What to work on: Look through the data below. Show each line where the string "xlabel" occurs.

Records:
* * *
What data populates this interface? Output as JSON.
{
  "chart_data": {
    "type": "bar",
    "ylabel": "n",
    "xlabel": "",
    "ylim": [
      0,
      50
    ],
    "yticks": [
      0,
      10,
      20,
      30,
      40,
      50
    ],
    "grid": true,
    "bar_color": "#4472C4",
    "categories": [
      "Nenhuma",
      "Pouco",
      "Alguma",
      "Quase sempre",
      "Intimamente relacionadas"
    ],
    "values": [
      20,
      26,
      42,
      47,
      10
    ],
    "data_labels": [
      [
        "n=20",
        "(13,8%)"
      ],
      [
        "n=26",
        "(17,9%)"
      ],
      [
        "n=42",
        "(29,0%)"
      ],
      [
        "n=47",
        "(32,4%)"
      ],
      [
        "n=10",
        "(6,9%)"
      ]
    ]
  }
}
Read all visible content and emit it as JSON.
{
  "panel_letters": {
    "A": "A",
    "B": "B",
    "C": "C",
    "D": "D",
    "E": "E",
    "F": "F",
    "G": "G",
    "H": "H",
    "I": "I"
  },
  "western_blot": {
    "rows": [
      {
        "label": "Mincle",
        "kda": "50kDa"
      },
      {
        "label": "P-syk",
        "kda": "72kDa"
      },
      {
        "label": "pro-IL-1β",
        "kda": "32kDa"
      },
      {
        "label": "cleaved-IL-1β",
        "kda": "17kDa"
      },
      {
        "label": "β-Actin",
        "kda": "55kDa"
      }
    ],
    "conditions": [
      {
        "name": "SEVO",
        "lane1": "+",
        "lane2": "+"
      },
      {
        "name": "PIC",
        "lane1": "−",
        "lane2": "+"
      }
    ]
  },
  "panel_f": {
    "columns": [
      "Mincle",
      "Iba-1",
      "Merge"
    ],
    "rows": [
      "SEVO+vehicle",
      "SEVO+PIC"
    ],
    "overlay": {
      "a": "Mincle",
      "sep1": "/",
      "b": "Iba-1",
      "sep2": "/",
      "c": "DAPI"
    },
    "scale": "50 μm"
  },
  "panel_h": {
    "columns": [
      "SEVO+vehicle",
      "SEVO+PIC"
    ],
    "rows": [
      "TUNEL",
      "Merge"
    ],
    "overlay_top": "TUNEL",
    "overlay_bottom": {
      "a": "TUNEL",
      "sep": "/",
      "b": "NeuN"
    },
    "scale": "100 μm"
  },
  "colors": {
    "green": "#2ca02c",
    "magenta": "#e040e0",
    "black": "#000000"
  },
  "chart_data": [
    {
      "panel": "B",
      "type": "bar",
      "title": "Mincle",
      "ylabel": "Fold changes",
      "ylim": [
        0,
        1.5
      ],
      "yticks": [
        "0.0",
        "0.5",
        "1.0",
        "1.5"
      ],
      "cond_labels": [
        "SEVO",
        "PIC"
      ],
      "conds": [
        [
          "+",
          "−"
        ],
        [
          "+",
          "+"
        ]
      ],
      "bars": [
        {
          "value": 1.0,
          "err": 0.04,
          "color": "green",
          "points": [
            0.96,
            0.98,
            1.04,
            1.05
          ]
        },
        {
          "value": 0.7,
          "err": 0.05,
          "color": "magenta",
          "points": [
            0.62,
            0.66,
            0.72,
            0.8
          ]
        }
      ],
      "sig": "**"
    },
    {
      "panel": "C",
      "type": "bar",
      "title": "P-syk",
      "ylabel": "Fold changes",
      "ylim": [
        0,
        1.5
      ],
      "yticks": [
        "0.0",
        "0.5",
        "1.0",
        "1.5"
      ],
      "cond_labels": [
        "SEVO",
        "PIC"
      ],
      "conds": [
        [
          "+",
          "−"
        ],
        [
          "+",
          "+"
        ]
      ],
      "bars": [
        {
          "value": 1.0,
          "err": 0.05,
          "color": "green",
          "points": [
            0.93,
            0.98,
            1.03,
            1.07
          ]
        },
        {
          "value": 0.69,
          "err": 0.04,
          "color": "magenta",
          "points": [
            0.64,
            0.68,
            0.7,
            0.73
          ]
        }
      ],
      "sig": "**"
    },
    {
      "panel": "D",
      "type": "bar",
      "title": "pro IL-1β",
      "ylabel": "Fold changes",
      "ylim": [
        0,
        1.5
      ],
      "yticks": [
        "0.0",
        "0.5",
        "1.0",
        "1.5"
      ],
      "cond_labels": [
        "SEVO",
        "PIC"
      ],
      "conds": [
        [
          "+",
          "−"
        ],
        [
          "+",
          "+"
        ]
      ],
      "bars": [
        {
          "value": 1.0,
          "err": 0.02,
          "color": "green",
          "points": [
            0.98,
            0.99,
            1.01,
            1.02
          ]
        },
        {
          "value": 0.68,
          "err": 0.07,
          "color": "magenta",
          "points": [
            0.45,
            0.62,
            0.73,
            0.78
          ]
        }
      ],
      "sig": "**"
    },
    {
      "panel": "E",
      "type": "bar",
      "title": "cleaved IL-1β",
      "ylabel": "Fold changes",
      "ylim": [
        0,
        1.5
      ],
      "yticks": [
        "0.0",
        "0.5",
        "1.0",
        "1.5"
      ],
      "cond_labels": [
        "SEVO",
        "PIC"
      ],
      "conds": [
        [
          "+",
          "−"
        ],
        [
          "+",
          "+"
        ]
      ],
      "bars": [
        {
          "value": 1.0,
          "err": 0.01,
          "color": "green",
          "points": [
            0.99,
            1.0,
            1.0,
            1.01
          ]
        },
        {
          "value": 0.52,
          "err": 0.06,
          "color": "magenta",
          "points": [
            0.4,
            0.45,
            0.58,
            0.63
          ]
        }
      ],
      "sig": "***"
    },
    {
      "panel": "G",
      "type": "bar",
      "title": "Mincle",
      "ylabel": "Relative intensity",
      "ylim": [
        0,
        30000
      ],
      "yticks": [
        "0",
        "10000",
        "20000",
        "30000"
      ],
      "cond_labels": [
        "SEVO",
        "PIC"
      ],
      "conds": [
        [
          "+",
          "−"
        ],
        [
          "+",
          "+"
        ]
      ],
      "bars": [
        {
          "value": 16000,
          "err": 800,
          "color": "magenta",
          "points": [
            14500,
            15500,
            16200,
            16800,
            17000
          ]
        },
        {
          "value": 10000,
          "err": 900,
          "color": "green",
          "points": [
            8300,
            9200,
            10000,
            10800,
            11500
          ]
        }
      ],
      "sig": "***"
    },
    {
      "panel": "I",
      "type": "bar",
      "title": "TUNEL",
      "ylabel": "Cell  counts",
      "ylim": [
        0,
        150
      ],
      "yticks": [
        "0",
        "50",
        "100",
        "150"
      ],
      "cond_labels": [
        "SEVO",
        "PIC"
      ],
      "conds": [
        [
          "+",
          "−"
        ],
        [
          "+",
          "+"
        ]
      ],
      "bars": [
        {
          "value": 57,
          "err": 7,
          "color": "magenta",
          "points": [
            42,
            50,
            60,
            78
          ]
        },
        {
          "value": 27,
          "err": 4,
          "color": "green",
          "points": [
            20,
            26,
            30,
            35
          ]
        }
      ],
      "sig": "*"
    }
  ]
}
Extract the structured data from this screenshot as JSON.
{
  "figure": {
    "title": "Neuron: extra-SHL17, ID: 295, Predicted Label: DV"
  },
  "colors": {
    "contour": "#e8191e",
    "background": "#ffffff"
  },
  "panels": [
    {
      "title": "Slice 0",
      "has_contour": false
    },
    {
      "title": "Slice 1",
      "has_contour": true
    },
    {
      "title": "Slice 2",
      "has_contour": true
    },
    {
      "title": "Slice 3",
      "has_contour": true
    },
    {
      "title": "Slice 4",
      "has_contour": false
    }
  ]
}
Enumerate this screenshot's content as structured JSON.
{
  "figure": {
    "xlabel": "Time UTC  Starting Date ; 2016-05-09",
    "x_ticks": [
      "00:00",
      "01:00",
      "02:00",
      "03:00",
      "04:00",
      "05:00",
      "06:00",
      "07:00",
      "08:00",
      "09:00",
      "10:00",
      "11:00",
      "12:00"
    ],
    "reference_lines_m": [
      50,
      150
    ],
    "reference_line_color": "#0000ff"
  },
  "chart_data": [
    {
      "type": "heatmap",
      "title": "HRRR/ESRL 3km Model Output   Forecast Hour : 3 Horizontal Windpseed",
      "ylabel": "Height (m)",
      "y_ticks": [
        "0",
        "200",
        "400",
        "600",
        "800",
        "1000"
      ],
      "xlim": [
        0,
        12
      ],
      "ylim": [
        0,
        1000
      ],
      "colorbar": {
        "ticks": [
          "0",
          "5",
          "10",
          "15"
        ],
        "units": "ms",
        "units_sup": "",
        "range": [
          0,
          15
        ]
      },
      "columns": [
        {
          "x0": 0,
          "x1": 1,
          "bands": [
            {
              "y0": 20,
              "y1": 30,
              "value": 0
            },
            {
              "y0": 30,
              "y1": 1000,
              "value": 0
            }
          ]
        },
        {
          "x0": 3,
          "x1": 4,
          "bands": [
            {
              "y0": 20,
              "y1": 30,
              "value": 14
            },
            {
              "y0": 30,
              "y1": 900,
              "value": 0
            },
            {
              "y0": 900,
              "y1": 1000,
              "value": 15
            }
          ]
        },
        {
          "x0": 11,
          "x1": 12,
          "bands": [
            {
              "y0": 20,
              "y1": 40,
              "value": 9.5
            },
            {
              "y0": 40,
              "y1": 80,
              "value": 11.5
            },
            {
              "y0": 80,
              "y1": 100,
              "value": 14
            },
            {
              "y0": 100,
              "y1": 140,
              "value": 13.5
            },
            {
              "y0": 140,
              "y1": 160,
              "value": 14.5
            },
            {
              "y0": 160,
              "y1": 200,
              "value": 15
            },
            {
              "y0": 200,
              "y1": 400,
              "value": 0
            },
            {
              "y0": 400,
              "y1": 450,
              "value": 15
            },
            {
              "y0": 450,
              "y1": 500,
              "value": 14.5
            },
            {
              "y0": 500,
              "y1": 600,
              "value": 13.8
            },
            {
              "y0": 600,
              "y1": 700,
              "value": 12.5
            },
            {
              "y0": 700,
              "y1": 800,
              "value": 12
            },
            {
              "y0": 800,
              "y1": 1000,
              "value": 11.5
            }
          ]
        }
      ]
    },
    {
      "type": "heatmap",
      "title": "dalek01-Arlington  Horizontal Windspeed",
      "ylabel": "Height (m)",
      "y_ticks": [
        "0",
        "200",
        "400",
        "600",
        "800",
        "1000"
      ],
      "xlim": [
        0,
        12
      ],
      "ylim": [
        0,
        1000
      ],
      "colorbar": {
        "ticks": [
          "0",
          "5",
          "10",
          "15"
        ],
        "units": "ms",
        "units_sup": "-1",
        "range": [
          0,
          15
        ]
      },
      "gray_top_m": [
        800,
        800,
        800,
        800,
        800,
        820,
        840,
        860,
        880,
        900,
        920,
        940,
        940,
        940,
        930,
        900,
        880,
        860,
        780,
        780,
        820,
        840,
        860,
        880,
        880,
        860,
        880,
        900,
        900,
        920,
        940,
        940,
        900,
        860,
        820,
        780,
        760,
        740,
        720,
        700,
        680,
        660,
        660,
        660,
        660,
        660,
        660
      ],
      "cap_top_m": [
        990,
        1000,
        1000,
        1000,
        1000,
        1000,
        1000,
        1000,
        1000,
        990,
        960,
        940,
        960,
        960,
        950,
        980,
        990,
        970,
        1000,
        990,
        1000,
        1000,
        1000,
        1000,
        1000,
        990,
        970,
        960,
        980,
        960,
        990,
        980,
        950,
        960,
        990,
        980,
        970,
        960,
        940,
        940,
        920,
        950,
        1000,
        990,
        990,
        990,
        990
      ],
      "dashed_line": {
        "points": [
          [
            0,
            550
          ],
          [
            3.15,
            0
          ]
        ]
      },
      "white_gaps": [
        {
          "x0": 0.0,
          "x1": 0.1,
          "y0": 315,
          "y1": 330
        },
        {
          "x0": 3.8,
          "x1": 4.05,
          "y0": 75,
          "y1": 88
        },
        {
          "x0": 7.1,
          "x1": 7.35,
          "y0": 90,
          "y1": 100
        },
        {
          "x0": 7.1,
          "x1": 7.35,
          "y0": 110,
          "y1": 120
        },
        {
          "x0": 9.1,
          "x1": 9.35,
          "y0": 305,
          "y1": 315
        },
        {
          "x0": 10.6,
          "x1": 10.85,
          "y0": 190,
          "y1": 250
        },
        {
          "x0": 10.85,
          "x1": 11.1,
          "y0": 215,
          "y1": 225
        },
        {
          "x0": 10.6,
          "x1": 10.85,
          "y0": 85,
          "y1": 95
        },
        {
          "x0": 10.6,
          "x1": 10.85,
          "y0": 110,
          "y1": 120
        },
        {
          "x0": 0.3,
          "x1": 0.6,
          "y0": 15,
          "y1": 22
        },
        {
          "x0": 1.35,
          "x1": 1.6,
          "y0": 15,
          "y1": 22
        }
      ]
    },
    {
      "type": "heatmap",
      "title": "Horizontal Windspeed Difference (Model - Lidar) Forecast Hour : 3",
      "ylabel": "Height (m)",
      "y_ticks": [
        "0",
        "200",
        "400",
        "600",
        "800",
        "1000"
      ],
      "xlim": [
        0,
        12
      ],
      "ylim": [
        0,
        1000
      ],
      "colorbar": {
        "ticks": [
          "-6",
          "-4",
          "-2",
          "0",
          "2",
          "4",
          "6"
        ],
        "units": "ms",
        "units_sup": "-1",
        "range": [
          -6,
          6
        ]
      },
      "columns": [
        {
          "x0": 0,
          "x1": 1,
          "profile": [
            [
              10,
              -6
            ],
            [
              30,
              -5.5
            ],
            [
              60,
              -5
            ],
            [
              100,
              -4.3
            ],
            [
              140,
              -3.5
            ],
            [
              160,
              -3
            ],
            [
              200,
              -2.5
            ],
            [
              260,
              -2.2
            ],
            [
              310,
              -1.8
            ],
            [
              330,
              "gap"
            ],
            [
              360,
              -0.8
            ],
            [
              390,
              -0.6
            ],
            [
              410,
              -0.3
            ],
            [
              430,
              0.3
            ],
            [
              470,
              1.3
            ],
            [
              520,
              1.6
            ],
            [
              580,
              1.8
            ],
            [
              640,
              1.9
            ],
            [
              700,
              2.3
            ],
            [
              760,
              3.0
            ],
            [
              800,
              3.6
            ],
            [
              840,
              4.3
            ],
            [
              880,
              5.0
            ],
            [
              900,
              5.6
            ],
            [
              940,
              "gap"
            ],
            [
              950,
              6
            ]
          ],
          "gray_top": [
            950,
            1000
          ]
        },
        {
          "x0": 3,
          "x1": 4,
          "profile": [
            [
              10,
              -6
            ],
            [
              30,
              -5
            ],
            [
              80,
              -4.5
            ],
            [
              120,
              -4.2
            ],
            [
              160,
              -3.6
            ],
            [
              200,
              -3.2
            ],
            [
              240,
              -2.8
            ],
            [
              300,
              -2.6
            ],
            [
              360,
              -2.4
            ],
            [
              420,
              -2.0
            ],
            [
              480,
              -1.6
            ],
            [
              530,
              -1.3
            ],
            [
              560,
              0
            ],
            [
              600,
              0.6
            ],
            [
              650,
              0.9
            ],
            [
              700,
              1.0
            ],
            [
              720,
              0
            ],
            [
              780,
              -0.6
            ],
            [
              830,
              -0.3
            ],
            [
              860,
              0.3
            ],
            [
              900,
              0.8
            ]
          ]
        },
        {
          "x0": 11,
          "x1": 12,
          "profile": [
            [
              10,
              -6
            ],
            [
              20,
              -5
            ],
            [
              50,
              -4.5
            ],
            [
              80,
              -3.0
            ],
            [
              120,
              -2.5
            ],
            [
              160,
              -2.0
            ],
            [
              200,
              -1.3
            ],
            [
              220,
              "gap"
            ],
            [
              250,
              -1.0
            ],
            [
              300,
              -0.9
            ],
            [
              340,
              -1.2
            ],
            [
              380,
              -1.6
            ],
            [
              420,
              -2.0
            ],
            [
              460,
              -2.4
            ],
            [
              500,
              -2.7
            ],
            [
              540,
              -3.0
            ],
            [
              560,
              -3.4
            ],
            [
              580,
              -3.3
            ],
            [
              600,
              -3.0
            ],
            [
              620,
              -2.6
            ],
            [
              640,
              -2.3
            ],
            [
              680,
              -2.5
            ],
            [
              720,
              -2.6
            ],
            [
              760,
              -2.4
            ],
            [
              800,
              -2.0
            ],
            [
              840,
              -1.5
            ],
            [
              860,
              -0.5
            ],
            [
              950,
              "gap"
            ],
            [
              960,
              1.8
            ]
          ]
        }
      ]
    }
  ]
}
* * *
Answer in full:
    "xlabel": "",
    "xlabel": "Time UTC  Starting Date ; 2016-05-09",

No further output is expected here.